"""

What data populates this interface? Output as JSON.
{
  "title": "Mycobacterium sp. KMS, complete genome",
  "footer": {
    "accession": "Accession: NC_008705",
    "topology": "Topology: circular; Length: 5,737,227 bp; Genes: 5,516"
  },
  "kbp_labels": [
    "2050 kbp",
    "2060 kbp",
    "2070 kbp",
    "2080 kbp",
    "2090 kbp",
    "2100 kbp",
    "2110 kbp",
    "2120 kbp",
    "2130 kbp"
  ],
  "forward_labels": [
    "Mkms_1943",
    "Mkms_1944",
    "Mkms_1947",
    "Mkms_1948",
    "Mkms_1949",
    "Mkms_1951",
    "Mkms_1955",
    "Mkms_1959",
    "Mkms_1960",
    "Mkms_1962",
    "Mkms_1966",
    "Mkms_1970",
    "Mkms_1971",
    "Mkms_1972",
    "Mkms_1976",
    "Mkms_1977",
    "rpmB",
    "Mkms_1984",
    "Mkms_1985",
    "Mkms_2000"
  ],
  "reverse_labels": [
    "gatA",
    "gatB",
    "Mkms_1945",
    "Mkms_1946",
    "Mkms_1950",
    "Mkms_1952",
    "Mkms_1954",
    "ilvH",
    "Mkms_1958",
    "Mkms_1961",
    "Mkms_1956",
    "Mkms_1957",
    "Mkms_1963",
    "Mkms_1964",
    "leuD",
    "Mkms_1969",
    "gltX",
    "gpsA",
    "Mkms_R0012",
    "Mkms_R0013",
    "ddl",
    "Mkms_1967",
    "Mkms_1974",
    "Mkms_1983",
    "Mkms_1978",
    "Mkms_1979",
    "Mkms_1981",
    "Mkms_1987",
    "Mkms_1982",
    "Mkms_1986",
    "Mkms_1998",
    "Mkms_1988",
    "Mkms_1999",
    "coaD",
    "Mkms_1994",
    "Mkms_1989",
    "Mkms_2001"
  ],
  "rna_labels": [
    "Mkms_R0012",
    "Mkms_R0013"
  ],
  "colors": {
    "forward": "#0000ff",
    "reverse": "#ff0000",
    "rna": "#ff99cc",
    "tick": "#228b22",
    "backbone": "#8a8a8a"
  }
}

"""

### Problem requirements
Return the data above in full. Keep every line exactly as it is.

### Written response
What data populates this interface? Output as JSON.
{
  "title": "Mycobacterium sp. KMS, complete genome",
  "footer": {
    "accession": "Accession: NC_008705",
    "topology": "Topology: circular; Length: 5,737,227 bp; Genes: 5,516"
  },
  "kbp_labels": [
    "2050 kbp",
    "2060 kbp",
    "2070 kbp",
    "2080 kbp",
    "2090 kbp",
    "2100 kbp",
    "2110 kbp",
    "2120 kbp",
    "2130 kbp"
  ],
  "forward_labels": [
    "Mkms_1943",
    "Mkms_1944",
    "Mkms_1947",
    "Mkms_1948",
    "Mkms_1949",
    "Mkms_1951",
    "Mkms_1955",
    "Mkms_1959",
    "Mkms_1960",
    "Mkms_1962",
    "Mkms_1966",
    "Mkms_1970",
    "Mkms_1971",
    "Mkms_1972",
    "Mkms_1976",
    "Mkms_1977",
    "rpmB",
    "Mkms_1984",
    "Mkms_1985",
    "Mkms_2000"
  ],
  "reverse_labels": [
    "gatA",
    "gatB",
    "Mkms_1945",
    "Mkms_1946",
    "Mkms_1950",
    "Mkms_1952",
    "Mkms_1954",
    "ilvH",
    "Mkms_1958",
    "Mkms_1961",
    "Mkms_1956",
    "Mkms_1957",
    "Mkms_1963",
    "Mkms_1964",
    "leuD",
    "Mkms_1969",
    "gltX",
    "gpsA",
    "Mkms_R0012",
    "Mkms_R0013",
    "ddl",
    "Mkms_1967",
    "Mkms_1974",
    "Mkms_1983",
    "Mkms_1978",
    "Mkms_1979",
    "Mkms_1981",
    "Mkms_1987",
    "Mkms_1982",
    "Mkms_1986",
    "Mkms_1998",
    "Mkms_1988",
    "Mkms_1999",
    "coaD",
    "Mkms_1994",
    "Mkms_1989",
    "Mkms_2001"
  ],
  "rna_labels": [
    "Mkms_R0012",
    "Mkms_R0013"
  ],
  "colors": {
    "forward": "#0000ff",
    "reverse": "#ff0000",
    "rna": "#ff99cc",
    "tick": "#228b22",
    "backbone": "#8a8a8a"
  }
}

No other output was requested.